→ **Try it**
Copy word for word the part of the SARIMAX tutorial from "Now you need" to "incorporates *past* values.".

→ **Document section**
· · ·

Now you need to follow several steps
1. Define the model by calling `SARIMAX()` and passing in the model parameters: p, d, and q parameters, and P, D, and Q parameters.
1. The model is prepared on the training data by calling the fit() function.
2. Predictions can be made by calling the `forecast()` function and specifying the number of steps (the `horizon`) to forecast
> 🎓 What are all these parameters for? In an ARIMA model there are 3 parameters that are used to help model the major aspects of a time series: seasonality, trend, and noise. These parameters are:
`p`: the parameter associated with the auto-regressive aspect of the model, which incorporates *past* values.
`d`: the parameter associated with the integrated part of the model, which affects the amount of *differencing* (🎓 remember differencing 👆?) to apply to a time series.
`q`: the parameter associated with the moving-average part of the model.
> Note: If your data has a seasonal aspect - which this one does - , we use a seasonal ARIMA model (SARIMA). In that case you need to use another set of parameters: `P`, `D`, and `Q` which describe the same associations as `p`, `d`, and `q`, but correspond to the seasonal components of the model.
Start by setting your preferred horizon value. Let's try 3 hours:
```python
# Specify the number of steps to forecast ahead
HORIZON = 3
print('Forecasting horizon:', HORIZON, 'hours')
```
Selecting the best values for an ARIMA model's parameters can be challenging as it's somewhat subjective and time intensive. You might consider using an `auto_arima()` function from the [`pyramid` library](https://alkaline-ml.com/pmdarima/0.9.0/modules/generated/pyramid.arima.auto_arima.html), but for now try some manual selections to find a good model.
```python
order = (4, 1, 0)
seasonal_order = (1, 1, 0, 24)
model = SARIMAX(endog=train, order=order, seasonal_order=seasonal_order)
results = model.fit()
print(results.summary())
```
TODO: Explain these results and show residuals
Add a challenge for students to work on collaboratively in class to enhance the project
You've built your first model! Now we need to find a way to evaluate it.

· · ·

→ **Recorded data**
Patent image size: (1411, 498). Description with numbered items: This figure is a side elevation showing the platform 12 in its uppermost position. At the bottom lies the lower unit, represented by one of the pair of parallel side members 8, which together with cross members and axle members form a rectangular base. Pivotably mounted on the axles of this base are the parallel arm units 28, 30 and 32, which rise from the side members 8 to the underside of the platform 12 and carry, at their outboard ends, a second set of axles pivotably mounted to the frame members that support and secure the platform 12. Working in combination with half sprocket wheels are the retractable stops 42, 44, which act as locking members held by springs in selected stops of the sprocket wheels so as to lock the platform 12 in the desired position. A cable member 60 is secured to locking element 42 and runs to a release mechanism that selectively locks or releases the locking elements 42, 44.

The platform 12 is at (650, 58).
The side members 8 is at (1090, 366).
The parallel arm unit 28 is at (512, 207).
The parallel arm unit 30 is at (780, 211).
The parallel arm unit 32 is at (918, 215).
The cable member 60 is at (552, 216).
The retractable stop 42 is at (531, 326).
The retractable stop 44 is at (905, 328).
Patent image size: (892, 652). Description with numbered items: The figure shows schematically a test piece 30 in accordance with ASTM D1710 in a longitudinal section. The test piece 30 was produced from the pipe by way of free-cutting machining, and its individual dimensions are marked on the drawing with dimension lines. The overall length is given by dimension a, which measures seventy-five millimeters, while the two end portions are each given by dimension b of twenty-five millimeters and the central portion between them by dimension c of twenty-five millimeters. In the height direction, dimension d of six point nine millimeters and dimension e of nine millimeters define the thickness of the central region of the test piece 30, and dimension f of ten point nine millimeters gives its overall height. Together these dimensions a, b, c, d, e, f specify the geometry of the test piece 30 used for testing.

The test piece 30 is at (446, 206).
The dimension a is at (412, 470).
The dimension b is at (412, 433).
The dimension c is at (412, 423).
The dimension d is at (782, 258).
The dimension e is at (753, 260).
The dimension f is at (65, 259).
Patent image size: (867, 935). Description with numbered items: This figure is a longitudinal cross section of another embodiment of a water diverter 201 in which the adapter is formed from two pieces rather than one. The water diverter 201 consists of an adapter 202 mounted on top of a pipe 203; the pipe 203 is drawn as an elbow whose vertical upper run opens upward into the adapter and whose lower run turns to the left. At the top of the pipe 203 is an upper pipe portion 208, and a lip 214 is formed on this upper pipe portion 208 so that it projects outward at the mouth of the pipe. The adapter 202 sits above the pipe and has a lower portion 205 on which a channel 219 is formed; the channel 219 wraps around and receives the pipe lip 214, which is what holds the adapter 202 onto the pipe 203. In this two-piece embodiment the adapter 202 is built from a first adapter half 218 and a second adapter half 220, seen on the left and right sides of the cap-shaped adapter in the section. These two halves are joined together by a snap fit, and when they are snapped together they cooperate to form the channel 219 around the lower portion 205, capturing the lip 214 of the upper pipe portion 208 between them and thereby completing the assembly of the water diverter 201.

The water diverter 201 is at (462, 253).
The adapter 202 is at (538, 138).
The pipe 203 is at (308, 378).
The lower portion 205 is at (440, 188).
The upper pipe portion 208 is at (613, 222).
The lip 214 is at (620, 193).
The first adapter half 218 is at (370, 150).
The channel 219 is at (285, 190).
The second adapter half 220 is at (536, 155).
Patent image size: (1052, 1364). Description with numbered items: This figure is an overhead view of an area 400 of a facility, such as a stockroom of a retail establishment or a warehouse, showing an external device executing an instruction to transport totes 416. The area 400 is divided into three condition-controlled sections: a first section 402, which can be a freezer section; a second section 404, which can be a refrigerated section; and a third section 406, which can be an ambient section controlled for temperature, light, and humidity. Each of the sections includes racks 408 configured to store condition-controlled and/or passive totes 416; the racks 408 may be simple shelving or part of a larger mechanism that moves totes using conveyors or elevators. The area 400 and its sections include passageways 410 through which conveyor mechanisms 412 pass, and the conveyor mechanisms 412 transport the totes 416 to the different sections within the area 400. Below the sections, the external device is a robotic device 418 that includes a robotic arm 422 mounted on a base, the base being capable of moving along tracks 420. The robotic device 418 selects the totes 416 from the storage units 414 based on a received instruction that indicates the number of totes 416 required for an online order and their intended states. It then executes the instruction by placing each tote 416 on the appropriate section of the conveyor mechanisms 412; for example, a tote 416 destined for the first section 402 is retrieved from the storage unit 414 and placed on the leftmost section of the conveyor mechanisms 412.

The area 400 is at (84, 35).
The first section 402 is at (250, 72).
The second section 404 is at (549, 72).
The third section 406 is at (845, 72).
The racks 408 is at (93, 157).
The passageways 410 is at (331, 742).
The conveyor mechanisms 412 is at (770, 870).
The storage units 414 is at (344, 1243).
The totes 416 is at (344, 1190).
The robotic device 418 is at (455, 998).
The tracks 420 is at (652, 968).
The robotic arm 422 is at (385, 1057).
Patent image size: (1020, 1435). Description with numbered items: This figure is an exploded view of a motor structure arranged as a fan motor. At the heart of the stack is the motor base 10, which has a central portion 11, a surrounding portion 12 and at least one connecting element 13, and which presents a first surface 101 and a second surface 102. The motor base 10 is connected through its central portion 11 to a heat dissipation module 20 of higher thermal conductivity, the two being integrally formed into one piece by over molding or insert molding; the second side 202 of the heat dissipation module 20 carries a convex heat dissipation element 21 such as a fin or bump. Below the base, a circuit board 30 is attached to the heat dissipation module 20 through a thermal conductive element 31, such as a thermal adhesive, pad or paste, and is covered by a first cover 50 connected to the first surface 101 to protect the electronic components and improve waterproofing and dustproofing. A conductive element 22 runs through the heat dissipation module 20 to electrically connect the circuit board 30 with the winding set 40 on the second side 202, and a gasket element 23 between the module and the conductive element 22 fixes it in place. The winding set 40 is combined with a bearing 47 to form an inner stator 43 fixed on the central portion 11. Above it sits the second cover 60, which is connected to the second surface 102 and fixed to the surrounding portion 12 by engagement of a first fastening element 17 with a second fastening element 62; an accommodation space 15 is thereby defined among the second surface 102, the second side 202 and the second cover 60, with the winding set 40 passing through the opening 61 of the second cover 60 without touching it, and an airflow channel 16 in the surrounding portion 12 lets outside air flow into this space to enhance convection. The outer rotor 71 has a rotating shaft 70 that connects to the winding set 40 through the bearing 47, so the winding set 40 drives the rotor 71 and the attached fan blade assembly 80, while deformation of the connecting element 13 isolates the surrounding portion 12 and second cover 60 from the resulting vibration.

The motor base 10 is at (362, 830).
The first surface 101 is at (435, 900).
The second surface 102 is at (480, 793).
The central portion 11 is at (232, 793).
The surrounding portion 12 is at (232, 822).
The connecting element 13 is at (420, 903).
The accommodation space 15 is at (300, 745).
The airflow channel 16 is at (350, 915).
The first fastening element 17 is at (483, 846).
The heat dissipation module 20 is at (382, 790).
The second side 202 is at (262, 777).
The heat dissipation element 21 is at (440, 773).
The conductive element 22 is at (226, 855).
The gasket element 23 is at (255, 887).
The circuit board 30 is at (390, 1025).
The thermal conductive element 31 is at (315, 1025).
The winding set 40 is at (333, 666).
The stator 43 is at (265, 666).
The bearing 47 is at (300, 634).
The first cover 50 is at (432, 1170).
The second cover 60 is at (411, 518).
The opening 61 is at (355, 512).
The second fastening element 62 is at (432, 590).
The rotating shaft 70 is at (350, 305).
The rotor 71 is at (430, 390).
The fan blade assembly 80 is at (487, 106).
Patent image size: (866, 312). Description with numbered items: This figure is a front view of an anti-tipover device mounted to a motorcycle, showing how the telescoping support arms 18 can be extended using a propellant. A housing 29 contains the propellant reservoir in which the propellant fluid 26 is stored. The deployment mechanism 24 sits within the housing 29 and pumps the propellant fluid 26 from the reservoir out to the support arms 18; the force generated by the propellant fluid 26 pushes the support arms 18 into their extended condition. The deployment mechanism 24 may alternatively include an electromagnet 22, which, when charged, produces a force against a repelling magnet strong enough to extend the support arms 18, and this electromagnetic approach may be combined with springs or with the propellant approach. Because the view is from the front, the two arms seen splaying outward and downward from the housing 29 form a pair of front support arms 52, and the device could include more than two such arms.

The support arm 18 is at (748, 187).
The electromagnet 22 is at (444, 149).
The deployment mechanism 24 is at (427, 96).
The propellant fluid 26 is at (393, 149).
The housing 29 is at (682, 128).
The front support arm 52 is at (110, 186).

· · ·

→ **Response to the exercise**
Now you need to follow several steps
1. Define the model by calling `SARIMAX()` and passing in the model parameters: p, d, and q parameters, and P, D, and Q parameters.
1. The model is prepared on the training data by calling the fit() function.
2. Predictions can be made by calling the `forecast()` function and specifying the number of steps (the `horizon`) to forecast
> 🎓 What are all these parameters for? In an ARIMA model there are 3 parameters that are used to help model the major aspects of a time series: seasonality, trend, and noise. These parameters are:
`p`: the parameter associated with the auto-regressive aspect of the model, which incorporates *past* values.